**Short task**
Locate the lines of the listing below that hold "conoció", then copy each of them.

___ Material

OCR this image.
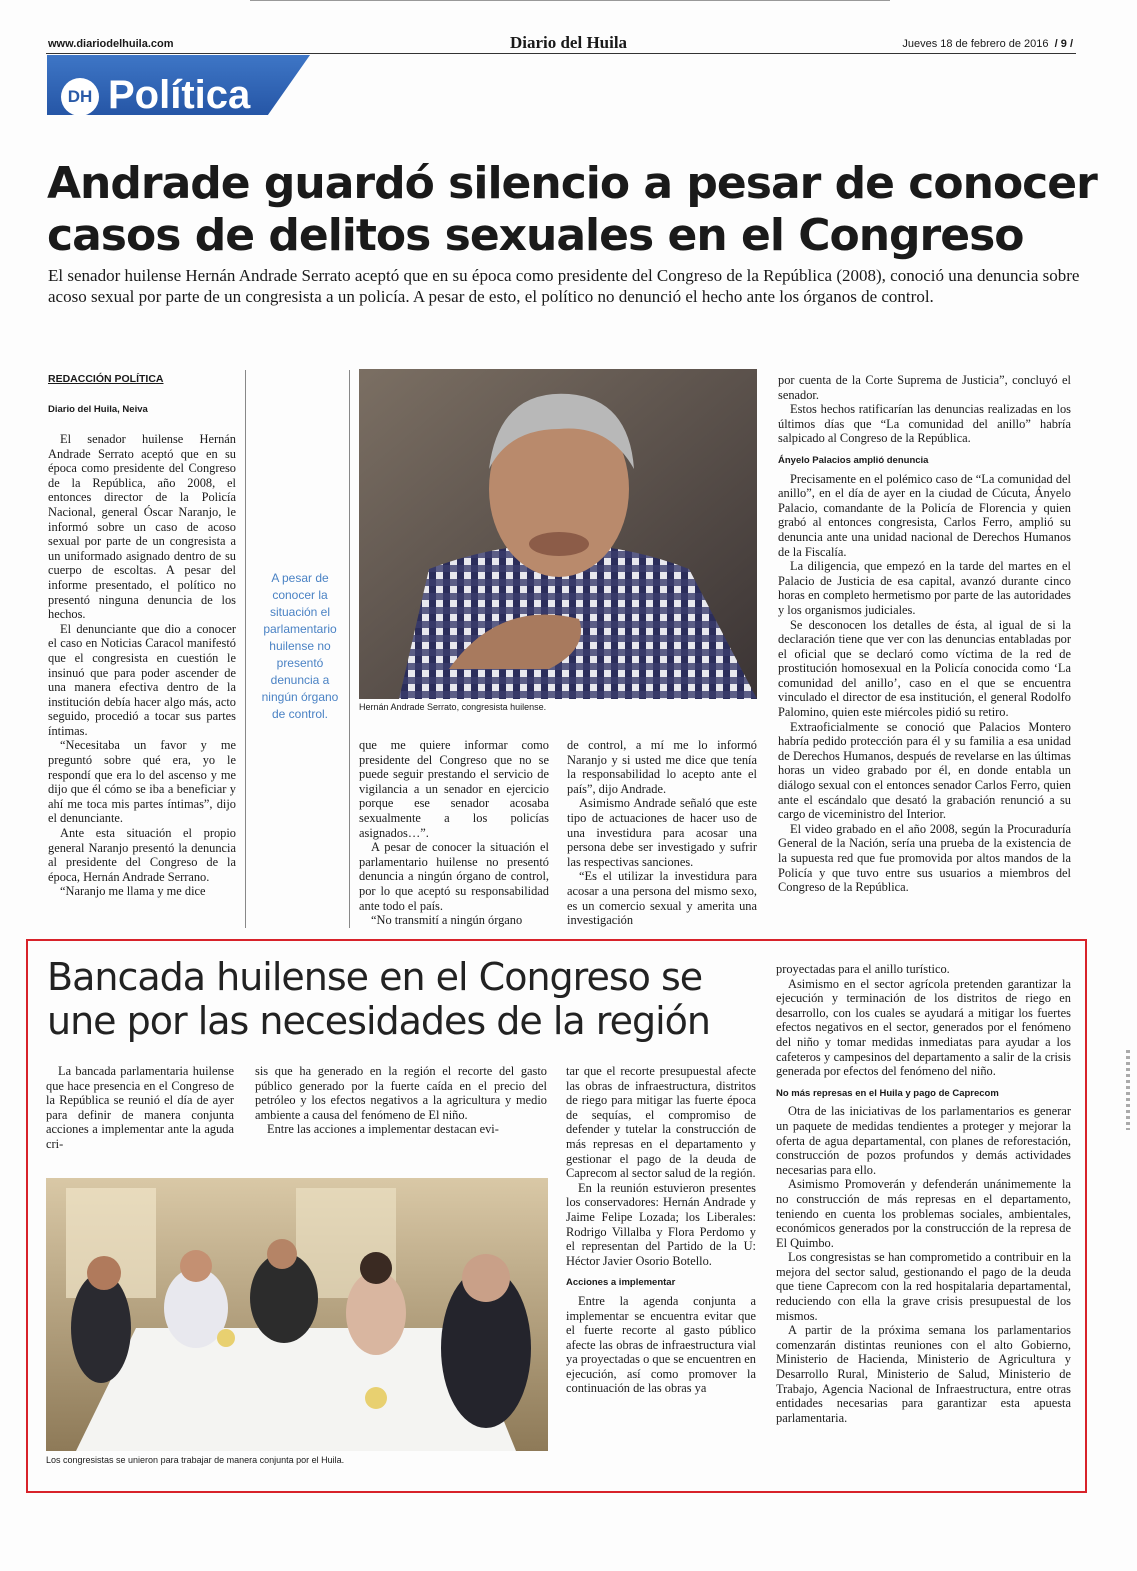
www.diariodelhuila.com	Diario del Huila	Jueves 18 de febrero de 2016 / 9 /
DH Política
Andrade guardó silencio a pesar de conocer
casos de delitos sexuales en el Congreso
El senador huilense Hernán Andrade Serrato aceptó que en su época como presidente del Congreso de la República (2008), conoció una denuncia sobre acoso sexual por parte de un congresista a un policía. A pesar de esto, el político no denunció el hecho ante los órganos de control.
REDACCIÓN POLÍTICA
Diario del Huila, Neiva

El senador huilense Hernán Andrade Serrato aceptó que en su época como presidente del Congreso de la República, año 2008, el entonces director de la Policía Nacional, general Óscar Naranjo, le informó sobre un caso de acoso sexual por parte de un congresista a un uniformado asignado dentro de su cuerpo de escoltas. A pesar del informe presentado, el político no presentó ninguna denuncia de los hechos.

El denunciante que dio a conocer el caso en Noticias Caracol manifestó que el congresista en cuestión le insinuó que para poder ascender de una manera efectiva dentro de la institución debía hacer algo más, acto seguido, procedió a tocar sus partes íntimas.

“Necesitaba un favor y me preguntó sobre qué era, yo le respondí que era lo del ascenso y me dijo que él cómo se iba a beneficiar y ahí me toca mis partes íntimas”, dijo el denunciante.

Ante esta situación el propio general Naranjo presentó la denuncia al presidente del Congreso de la época, Hernán Andrade Serrano.

“Naranjo me llama y me dice

A pesar de conocer la situación el parlamentario huilense no presentó denuncia a ningún órgano de control.	Hernán Andrade Serrato, congresista huilense.

que me quiere informar como presidente del Congreso que no se puede seguir prestando el servicio de vigilancia a un senador en ejercicio porque ese senador acosaba sexualmente a los policías asignados…”.

A pesar de conocer la situación el parlamentario huilense no presentó denuncia a ningún órgano de control, por lo que aceptó su responsabilidad ante todo el país.

“No transmití a ningún órgano

de control, a mí me lo informó Naranjo y si usted me dice que tenía la responsabilidad lo acepto ante el país”, dijo Andrade.

Asimismo Andrade señaló que este tipo de actuaciones de hacer uso de una investidura para acosar una persona debe ser investigado y sufrir las respectivas sanciones.

“Es el utilizar la investidura para acosar a una persona del mismo sexo, es un comercio sexual y amerita una investigación

por cuenta de la Corte Suprema de Justicia”, concluyó el senador.

Estos hechos ratificarían las denuncias realizadas en los últimos días que “La comunidad del anillo” habría salpicado al Congreso de la República.

Ányelo Palacios amplió denuncia

Precisamente en el polémico caso de “La comunidad del anillo”, en el día de ayer en la ciudad de Cúcuta, Ányelo Palacio, comandante de la Policía de Florencia y quien grabó al entonces congresista, Carlos Ferro, amplió su denuncia ante una unidad nacional de Derechos Humanos de la Fiscalía.

La diligencia, que empezó en la tarde del martes en el Palacio de Justicia de esa capital, avanzó durante cinco horas en completo hermetismo por parte de las autoridades y los organismos judiciales.

Se desconocen los detalles de ésta, al igual de si la declaración tiene que ver con las denuncias entabladas por el oficial que se declaró como víctima de la red de prostitución homosexual en la Policía conocida como ‘La comunidad del anillo’, caso en el que se encuentra vinculado el director de esa institución, el general Rodolfo Palomino, quien este miércoles pidió su retiro.

Extraoficialmente se conoció que Palacios Montero habría pedido protección para él y su familia a esa unidad de Derechos Humanos, después de revelarse en las últimas horas un video grabado por él, en donde entabla un diálogo sexual con el entonces senador Carlos Ferro, quien ante el escándalo que desató la grabación renunció a su cargo de viceministro del Interior.

El video grabado en el año 2008, según la Procuraduría General de la Nación, sería una prueba de la existencia de la supuesta red que fue promovida por altos mandos de la Policía y que tuvo entre sus usuarios a miembros del Congreso de la República.

Bancada huilense en el Congreso se
une por las necesidades de la región

La bancada parlamentaria huilense que hace presencia en el Congreso de la República se reunió el día de ayer para definir de manera conjunta acciones a implementar ante la aguda cri-

sis que ha generado en la región el recorte del gasto público generado por la fuerte caída en el precio del petróleo y los efectos negativos a la agricultura y medio ambiente a causa del fenómeno de El niño.

Entre las acciones a implementar destacan evi-

Los congresistas se unieron para trabajar de manera conjunta por el Huila.

tar que el recorte presupuestal afecte las obras de infraestructura, distritos de riego para mitigar las fuerte época de sequías, el compromiso de defender y tutelar la construcción de más represas en el departamento y gestionar el pago de la deuda de Caprecom al sector salud de la región.

En la reunión estuvieron presentes los conservadores: Hernán Andrade y Jaime Felipe Lozada; los Liberales: Rodrigo Villalba y Flora Perdomo y el representan del Partido de la U: Héctor Javier Osorio Botello.

Acciones a implementar

Entre la agenda conjunta a implementar se encuentra evitar que el fuerte recorte al gasto público afecte las obras de infraestructura vial ya proyectadas o que se encuentren en ejecución, así como promover la continuación de las obras ya

proyectadas para el anillo turístico.

Asimismo en el sector agrícola pretenden garantizar la ejecución y terminación de los distritos de riego en desarrollo, con los cuales se ayudará a mitigar los fuertes efectos negativos en el sector, generados por el fenómeno del niño y tomar medidas inmediatas para ayudar a los cafeteros y campesinos del departamento a salir de la crisis generada por efectos del fenómeno del niño.

No más represas en el Huila y pago de Caprecom

Otra de las iniciativas de los parlamentarios es generar un paquete de medidas tendientes a proteger y mejorar la oferta de agua departamental, con planes de reforestación, construcción de pozos profundos y demás actividades necesarias para ello.

Asimismo Promoverán y defenderán unánimemente la no construcción de más represas en el departamento, teniendo en cuenta los problemas sociales, ambientales, económicos generados por la construcción de la represa de El Quimbo.

Los congresistas se han comprometido a contribuir en la mejora del sector salud, gestionando el pago de la deuda que tiene Caprecom con la red hospitalaria departamental, reduciendo con ella la grave crisis presupuestal de los mismos.

A partir de la próxima semana los parlamentarios comenzarán distintas reuniones con el alto Gobierno, Ministerio de Hacienda, Ministerio de Agricultura y Desarrollo Rural, Ministerio de Salud, Ministerio de Trabajo, Agencia Nacional de Infraestructura, entre otras entidades necesarias para garantizar esta apuesta parlamentaria.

______

**Completed exercise**
El senador huilense Hernán Andrade Serrato aceptó que en su época como presidente del Congreso de la República (2008), conoció una denuncia sobre acoso sexual por parte de un congresista a un policía. A pesar de esto, el político no denunció el hecho ante los órganos de control.
Extraoficialmente se conoció que Palacios Montero habría pedido protección para él y su familia a esa unidad de Derechos Humanos, después de revelarse en las últimas horas un video grabado por él, en donde entabla un diálogo sexual con el entonces senador Carlos Ferro, quien ante el escándalo que desató la grabación renunció a su cargo de viceministro del Interior.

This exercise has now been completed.